Cada vez admirava mais aquela senhora que aparentemente saudável,
sofria de dores das quais entretanto não queria falar.
Um dia perguntei-lhe porque trabalhava tanto se tinha o bastante para
sobreviver e porque fazia isso em horas tiradas de seu repouso.
Olhou-me com simpatia e seu olhar estava distante e concentrado quando
falou:
— É o amor. Amor universal. Sabe que isso é a coisa mais
importante da minha vida?
— Mas e a sua vida particular? Sua casa, seus amigos e interesses?
— Tudo isso é contornável. Pode ficar certa que é
possível unir as coisas. Sou feliz , não é o que importa?
— Maria Lúcia, sinto que você se dedica aos outros mas
há algo que me parece estranho. Não sei o que é.

----------------

### Tarefa
Reescreva o trecho começando em "Cada vez admirava" e indo até "de seu repouso.", trocando "senhora" por "mulher".

### Dados disponíveis
----------------

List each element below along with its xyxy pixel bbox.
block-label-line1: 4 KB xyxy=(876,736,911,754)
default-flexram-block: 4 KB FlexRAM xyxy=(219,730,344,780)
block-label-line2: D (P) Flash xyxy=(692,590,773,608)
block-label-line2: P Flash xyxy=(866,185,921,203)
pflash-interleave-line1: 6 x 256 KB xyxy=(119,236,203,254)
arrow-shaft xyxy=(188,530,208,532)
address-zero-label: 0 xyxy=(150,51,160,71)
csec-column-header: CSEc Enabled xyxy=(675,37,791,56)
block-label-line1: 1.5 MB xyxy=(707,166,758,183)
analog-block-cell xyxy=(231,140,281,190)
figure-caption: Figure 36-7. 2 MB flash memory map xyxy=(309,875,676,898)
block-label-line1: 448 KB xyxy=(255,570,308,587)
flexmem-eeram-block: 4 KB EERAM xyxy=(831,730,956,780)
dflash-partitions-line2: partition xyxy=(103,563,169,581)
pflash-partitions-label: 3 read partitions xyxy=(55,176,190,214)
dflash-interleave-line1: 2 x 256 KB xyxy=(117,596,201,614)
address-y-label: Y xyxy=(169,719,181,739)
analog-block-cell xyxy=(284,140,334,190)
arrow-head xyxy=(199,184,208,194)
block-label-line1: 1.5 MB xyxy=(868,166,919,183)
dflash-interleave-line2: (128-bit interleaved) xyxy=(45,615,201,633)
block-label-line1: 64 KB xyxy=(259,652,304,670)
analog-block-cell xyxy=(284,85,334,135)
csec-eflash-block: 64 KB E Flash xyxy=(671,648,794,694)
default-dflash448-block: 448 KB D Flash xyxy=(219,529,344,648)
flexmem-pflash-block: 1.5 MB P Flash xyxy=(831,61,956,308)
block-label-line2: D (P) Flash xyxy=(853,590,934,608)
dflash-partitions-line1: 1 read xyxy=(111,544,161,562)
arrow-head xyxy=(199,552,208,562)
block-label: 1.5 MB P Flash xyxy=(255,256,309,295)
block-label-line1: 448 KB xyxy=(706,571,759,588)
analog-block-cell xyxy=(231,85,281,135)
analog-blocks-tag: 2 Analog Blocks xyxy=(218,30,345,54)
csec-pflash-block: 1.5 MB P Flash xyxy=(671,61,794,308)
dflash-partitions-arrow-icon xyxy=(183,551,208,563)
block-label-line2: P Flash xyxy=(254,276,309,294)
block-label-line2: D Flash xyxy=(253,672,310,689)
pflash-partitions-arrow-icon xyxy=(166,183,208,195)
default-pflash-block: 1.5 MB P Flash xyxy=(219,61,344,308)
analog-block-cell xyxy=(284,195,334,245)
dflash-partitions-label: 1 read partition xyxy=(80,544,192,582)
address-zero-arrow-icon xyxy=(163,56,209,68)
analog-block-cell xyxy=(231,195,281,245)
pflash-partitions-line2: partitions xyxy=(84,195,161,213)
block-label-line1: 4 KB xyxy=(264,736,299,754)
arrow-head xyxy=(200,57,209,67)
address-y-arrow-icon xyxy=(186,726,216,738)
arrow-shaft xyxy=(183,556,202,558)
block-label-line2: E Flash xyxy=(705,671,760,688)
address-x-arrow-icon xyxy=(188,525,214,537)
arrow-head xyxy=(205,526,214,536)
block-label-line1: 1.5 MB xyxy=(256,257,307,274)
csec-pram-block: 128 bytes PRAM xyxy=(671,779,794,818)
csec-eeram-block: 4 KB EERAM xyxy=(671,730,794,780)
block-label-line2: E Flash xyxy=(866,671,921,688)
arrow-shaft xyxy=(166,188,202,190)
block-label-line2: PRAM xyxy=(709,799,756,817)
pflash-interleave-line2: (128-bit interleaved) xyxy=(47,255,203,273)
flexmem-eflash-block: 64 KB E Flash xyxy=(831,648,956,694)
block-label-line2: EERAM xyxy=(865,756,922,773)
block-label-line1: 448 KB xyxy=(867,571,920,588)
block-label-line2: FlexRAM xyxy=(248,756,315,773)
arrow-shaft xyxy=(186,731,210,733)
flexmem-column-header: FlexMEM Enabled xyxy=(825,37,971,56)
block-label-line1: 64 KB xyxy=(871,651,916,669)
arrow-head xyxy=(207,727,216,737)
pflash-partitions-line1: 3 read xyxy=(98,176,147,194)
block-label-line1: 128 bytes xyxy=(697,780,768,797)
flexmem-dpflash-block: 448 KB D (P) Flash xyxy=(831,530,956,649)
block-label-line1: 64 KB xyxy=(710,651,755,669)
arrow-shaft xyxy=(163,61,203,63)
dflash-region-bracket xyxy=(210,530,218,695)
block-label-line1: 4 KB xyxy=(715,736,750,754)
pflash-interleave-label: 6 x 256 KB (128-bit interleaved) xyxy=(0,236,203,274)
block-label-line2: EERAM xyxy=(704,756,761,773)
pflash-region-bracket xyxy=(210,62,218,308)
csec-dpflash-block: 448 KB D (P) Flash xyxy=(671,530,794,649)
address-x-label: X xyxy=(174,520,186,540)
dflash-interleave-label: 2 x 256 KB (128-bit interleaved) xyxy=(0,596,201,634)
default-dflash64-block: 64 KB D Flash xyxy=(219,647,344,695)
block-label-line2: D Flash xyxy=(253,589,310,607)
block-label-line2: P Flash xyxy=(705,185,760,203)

----------------

### Resposta escrita
Cada vez admirava mais aquela mulher que aparentemente saudável,
sofria de dores das quais entretanto não queria falar.
Um dia perguntei-lhe porque trabalhava tanto se tinha o bastante para
sobreviver e porque fazia isso em horas tiradas de seu repouso.